» **SHORT TASK**
Read the records and write them out again exactly.

══════════════════════════════

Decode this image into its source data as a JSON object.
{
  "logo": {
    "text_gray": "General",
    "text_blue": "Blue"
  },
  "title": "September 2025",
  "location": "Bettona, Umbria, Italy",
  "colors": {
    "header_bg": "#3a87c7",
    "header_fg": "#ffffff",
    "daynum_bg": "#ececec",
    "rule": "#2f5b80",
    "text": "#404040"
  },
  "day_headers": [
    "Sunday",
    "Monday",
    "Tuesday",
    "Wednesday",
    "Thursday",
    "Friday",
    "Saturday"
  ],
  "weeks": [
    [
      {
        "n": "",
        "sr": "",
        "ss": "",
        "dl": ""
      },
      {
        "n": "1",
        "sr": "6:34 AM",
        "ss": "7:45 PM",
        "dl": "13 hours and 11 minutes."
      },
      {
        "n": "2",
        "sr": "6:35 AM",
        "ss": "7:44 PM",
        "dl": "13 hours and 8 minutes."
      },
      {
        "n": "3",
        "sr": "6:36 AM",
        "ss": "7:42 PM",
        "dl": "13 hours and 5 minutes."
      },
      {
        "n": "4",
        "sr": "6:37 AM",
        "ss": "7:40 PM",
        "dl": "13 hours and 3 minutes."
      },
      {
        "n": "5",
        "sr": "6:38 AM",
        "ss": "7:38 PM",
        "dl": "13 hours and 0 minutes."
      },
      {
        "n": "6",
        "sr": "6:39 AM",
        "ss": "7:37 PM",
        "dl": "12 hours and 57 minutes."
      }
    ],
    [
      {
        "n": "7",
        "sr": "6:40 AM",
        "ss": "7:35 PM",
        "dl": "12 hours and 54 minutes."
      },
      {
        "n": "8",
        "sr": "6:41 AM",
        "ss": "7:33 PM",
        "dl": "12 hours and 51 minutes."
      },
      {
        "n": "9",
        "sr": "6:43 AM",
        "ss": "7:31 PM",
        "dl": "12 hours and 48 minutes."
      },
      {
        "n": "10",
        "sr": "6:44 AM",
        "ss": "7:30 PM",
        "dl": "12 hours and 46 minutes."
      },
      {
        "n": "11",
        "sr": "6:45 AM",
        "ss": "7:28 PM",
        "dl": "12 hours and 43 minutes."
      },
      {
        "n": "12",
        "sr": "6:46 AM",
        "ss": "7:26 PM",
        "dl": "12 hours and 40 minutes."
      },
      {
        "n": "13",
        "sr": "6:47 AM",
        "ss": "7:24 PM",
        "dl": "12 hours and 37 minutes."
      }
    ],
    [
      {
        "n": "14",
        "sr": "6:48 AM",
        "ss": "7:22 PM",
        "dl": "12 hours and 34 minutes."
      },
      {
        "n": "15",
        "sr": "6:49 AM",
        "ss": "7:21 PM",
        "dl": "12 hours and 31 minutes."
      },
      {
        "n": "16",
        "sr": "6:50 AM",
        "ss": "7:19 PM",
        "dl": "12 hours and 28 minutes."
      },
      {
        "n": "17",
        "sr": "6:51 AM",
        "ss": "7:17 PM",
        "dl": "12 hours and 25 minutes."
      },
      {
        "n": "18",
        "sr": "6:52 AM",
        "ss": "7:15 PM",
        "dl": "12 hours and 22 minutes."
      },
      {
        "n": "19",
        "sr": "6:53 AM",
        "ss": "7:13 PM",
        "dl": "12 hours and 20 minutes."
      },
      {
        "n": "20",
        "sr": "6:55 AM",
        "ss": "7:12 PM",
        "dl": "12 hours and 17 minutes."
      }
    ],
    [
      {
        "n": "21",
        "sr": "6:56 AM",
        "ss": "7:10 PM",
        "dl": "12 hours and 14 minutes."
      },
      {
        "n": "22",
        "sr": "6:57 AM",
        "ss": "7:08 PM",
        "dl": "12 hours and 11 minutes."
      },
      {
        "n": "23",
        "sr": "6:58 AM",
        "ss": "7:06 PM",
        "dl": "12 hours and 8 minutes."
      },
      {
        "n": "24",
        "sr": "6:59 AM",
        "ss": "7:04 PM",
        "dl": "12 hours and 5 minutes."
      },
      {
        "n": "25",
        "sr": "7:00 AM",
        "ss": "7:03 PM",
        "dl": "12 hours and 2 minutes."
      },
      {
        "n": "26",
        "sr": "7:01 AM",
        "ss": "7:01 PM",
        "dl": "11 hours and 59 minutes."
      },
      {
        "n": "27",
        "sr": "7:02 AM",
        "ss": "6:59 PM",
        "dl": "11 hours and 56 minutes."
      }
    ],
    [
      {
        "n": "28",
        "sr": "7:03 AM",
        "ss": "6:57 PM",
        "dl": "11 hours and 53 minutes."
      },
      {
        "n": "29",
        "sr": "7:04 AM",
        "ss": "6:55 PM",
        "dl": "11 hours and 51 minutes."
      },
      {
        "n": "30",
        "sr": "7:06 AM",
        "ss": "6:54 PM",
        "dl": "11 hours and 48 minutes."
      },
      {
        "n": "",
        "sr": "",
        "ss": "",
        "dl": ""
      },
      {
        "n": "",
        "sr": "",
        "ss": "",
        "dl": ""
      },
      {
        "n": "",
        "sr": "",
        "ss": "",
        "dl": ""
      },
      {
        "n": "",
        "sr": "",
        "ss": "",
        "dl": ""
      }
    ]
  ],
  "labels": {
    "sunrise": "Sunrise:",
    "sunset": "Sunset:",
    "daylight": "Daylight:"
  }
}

══════════════════════════════

» **SOLUTION**
Decode this image into its source data as a JSON object.
{
  "logo": {
    "text_gray": "General",
    "text_blue": "Blue"
  },
  "title": "September 2025",
  "location": "Bettona, Umbria, Italy",
  "colors": {
    "header_bg": "#3a87c7",
    "header_fg": "#ffffff",
    "daynum_bg": "#ececec",
    "rule": "#2f5b80",
    "text": "#404040"
  },
  "day_headers": [
    "Sunday",
    "Monday",
    "Tuesday",
    "Wednesday",
    "Thursday",
    "Friday",
    "Saturday"
  ],
  "weeks": [
    [
      {
        "n": "",
        "sr": "",
        "ss": "",
        "dl": ""
      },
      {
        "n": "1",
        "sr": "6:34 AM",
        "ss": "7:45 PM",
        "dl": "13 hours and 11 minutes."
      },
      {
        "n": "2",
        "sr": "6:35 AM",
        "ss": "7:44 PM",
        "dl": "13 hours and 8 minutes."
      },
      {
        "n": "3",
        "sr": "6:36 AM",
        "ss": "7:42 PM",
        "dl": "13 hours and 5 minutes."
      },
      {
        "n": "4",
        "sr": "6:37 AM",
        "ss": "7:40 PM",
        "dl": "13 hours and 3 minutes."
      },
      {
        "n": "5",
        "sr": "6:38 AM",
        "ss": "7:38 PM",
        "dl": "13 hours and 0 minutes."
      },
      {
        "n": "6",
        "sr": "6:39 AM",
        "ss": "7:37 PM",
        "dl": "12 hours and 57 minutes."
      }
    ],
    [
      {
        "n": "7",
        "sr": "6:40 AM",
        "ss": "7:35 PM",
        "dl": "12 hours and 54 minutes."
      },
      {
        "n": "8",
        "sr": "6:41 AM",
        "ss": "7:33 PM",
        "dl": "12 hours and 51 minutes."
      },
      {
        "n": "9",
        "sr": "6:43 AM",
        "ss": "7:31 PM",
        "dl": "12 hours and 48 minutes."
      },
      {
        "n": "10",
        "sr": "6:44 AM",
        "ss": "7:30 PM",
        "dl": "12 hours and 46 minutes."
      },
      {
        "n": "11",
        "sr": "6:45 AM",
        "ss": "7:28 PM",
        "dl": "12 hours and 43 minutes."
      },
      {
        "n": "12",
        "sr": "6:46 AM",
        "ss": "7:26 PM",
        "dl": "12 hours and 40 minutes."
      },
      {
        "n": "13",
        "sr": "6:47 AM",
        "ss": "7:24 PM",
        "dl": "12 hours and 37 minutes."
      }
    ],
    [
      {
        "n": "14",
        "sr": "6:48 AM",
        "ss": "7:22 PM",
        "dl": "12 hours and 34 minutes."
      },
      {
        "n": "15",
        "sr": "6:49 AM",
        "ss": "7:21 PM",
        "dl": "12 hours and 31 minutes."
      },
      {
        "n": "16",
        "sr": "6:50 AM",
        "ss": "7:19 PM",
        "dl": "12 hours and 28 minutes."
      },
      {
        "n": "17",
        "sr": "6:51 AM",
        "ss": "7:17 PM",
        "dl": "12 hours and 25 minutes."
      },
      {
        "n": "18",
        "sr": "6:52 AM",
        "ss": "7:15 PM",
        "dl": "12 hours and 22 minutes."
      },
      {
        "n": "19",
        "sr": "6:53 AM",
        "ss": "7:13 PM",
        "dl": "12 hours and 20 minutes."
      },
      {
        "n": "20",
        "sr": "6:55 AM",
        "ss": "7:12 PM",
        "dl": "12 hours and 17 minutes."
      }
    ],
    [
      {
        "n": "21",
        "sr": "6:56 AM",
        "ss": "7:10 PM",
        "dl": "12 hours and 14 minutes."
      },
      {
        "n": "22",
        "sr": "6:57 AM",
        "ss": "7:08 PM",
        "dl": "12 hours and 11 minutes."
      },
      {
        "n": "23",
        "sr": "6:58 AM",
        "ss": "7:06 PM",
        "dl": "12 hours and 8 minutes."
      },
      {
        "n": "24",
        "sr": "6:59 AM",
        "ss": "7:04 PM",
        "dl": "12 hours and 5 minutes."
      },
      {
        "n": "25",
        "sr": "7:00 AM",
        "ss": "7:03 PM",
        "dl": "12 hours and 2 minutes."
      },
      {
        "n": "26",
        "sr": "7:01 AM",
        "ss": "7:01 PM",
        "dl": "11 hours and 59 minutes."
      },
      {
        "n": "27",
        "sr": "7:02 AM",
        "ss": "6:59 PM",
        "dl": "11 hours and 56 minutes."
      }
    ],
    [
      {
        "n": "28",
        "sr": "7:03 AM",
        "ss": "6:57 PM",
        "dl": "11 hours and 53 minutes."
      },
      {
        "n": "29",
        "sr": "7:04 AM",
        "ss": "6:55 PM",
        "dl": "11 hours and 51 minutes."
      },
      {
        "n": "30",
        "sr": "7:06 AM",
        "ss": "6:54 PM",
        "dl": "11 hours and 48 minutes."
      },
      {
        "n": "",
        "sr": "",
        "ss": "",
        "dl": ""
      },
      {
        "n": "",
        "sr": "",
        "ss": "",
        "dl": ""
      },
      {
        "n": "",
        "sr": "",
        "ss": "",
        "dl": ""
      },
      {
        "n": "",
        "sr": "",
        "ss": "",
        "dl": ""
      }
    ]
  ],
  "labels": {
    "sunrise": "Sunrise:",
    "sunset": "Sunset:",
    "daylight": "Daylight:"
  }
}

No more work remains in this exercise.